Dataset entries:
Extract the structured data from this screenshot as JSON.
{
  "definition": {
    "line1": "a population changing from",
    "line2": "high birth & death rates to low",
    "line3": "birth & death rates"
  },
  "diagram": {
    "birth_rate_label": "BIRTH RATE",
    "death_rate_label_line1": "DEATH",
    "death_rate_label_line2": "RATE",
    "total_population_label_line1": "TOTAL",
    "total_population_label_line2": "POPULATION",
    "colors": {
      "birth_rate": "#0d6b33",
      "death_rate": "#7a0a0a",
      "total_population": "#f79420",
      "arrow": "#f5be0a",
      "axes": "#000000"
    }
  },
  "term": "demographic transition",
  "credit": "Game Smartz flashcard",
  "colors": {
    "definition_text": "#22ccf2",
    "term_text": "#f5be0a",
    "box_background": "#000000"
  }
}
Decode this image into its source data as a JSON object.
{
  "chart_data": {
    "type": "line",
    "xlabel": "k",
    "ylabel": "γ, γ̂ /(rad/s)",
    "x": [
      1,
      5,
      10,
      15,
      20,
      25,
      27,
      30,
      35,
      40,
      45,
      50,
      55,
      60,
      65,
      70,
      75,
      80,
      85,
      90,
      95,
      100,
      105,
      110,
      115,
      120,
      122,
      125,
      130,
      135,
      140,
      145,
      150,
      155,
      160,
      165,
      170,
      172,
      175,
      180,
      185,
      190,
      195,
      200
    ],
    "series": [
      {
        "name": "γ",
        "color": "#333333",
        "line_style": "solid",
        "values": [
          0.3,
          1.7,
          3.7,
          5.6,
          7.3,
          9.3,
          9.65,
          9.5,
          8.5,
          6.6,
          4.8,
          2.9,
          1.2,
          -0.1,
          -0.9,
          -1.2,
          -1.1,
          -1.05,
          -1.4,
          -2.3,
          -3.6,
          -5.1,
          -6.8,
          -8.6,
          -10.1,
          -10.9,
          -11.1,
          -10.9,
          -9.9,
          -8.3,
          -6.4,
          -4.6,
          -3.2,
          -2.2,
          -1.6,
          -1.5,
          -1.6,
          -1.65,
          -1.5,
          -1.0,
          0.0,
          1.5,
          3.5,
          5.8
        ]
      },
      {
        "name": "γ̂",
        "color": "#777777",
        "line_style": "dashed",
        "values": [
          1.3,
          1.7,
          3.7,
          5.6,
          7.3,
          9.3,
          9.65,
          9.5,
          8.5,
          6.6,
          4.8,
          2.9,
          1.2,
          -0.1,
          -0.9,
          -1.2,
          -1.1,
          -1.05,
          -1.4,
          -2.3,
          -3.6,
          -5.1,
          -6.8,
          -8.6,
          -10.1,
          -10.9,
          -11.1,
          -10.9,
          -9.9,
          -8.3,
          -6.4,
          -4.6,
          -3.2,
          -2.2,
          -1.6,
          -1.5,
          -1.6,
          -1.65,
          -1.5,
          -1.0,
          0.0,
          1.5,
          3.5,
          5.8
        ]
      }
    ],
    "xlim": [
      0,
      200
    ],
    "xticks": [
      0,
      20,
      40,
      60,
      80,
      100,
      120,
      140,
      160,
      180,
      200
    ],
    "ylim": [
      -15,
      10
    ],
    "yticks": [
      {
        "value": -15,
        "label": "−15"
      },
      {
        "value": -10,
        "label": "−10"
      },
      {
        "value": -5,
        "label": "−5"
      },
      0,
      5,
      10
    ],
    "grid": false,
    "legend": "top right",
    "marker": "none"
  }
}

Written exercise: Retype the data exactly as given.

Correct output:
Extract the structured data from this screenshot as JSON.
{
  "definition": {
    "line1": "a population changing from",
    "line2": "high birth & death rates to low",
    "line3": "birth & death rates"
  },
  "diagram": {
    "birth_rate_label": "BIRTH RATE",
    "death_rate_label_line1": "DEATH",
    "death_rate_label_line2": "RATE",
    "total_population_label_line1": "TOTAL",
    "total_population_label_line2": "POPULATION",
    "colors": {
      "birth_rate": "#0d6b33",
      "death_rate": "#7a0a0a",
      "total_population": "#f79420",
      "arrow": "#f5be0a",
      "axes": "#000000"
    }
  },
  "term": "demographic transition",
  "credit": "Game Smartz flashcard",
  "colors": {
    "definition_text": "#22ccf2",
    "term_text": "#f5be0a",
    "box_background": "#000000"
  }
}
Decode this image into its source data as a JSON object.
{
  "chart_data": {
    "type": "line",
    "xlabel": "k",
    "ylabel": "γ, γ̂ /(rad/s)",
    "x": [
      1,
      5,
      10,
      15,
      20,
      25,
      27,
      30,
      35,
      40,
      45,
      50,
      55,
      60,
      65,
      70,
      75,
      80,
      85,
      90,
      95,
      100,
      105,
      110,
      115,
      120,
      122,
      125,
      130,
      135,
      140,
      145,
      150,
      155,
      160,
      165,
      170,
      172,
      175,
      180,
      185,
      190,
      195,
      200
    ],
    "series": [
      {
        "name": "γ",
        "color": "#333333",
        "line_style": "solid",
        "values": [
          0.3,
          1.7,
          3.7,
          5.6,
          7.3,
          9.3,
          9.65,
          9.5,
          8.5,
          6.6,
          4.8,
          2.9,
          1.2,
          -0.1,
          -0.9,
          -1.2,
          -1.1,
          -1.05,
          -1.4,
          -2.3,
          -3.6,
          -5.1,
          -6.8,
          -8.6,
          -10.1,
          -10.9,
          -11.1,
          -10.9,
          -9.9,
          -8.3,
          -6.4,
          -4.6,
          -3.2,
          -2.2,
          -1.6,
          -1.5,
          -1.6,
          -1.65,
          -1.5,
          -1.0,
          0.0,
          1.5,
          3.5,
          5.8
        ]
      },
      {
        "name": "γ̂",
        "color": "#777777",
        "line_style": "dashed",
        "values": [
          1.3,
          1.7,
          3.7,
          5.6,
          7.3,
          9.3,
          9.65,
          9.5,
          8.5,
          6.6,
          4.8,
          2.9,
          1.2,
          -0.1,
          -0.9,
          -1.2,
          -1.1,
          -1.05,
          -1.4,
          -2.3,
          -3.6,
          -5.1,
          -6.8,
          -8.6,
          -10.1,
          -10.9,
          -11.1,
          -10.9,
          -9.9,
          -8.3,
          -6.4,
          -4.6,
          -3.2,
          -2.2,
          -1.6,
          -1.5,
          -1.6,
          -1.65,
          -1.5,
          -1.0,
          0.0,
          1.5,
          3.5,
          5.8
        ]
      }
    ],
    "xlim": [
      0,
      200
    ],
    "xticks": [
      0,
      20,
      40,
      60,
      80,
      100,
      120,
      140,
      160,
      180,
      200
    ],
    "ylim": [
      -15,
      10
    ],
    "yticks": [
      {
        "value": -15,
        "label": "−15"
      },
      {
        "value": -10,
        "label": "−10"
      },
      {
        "value": -5,
        "label": "−5"
      },
      0,
      5,
      10
    ],
    "grid": false,
    "legend": "top right",
    "marker": "none"
  }
}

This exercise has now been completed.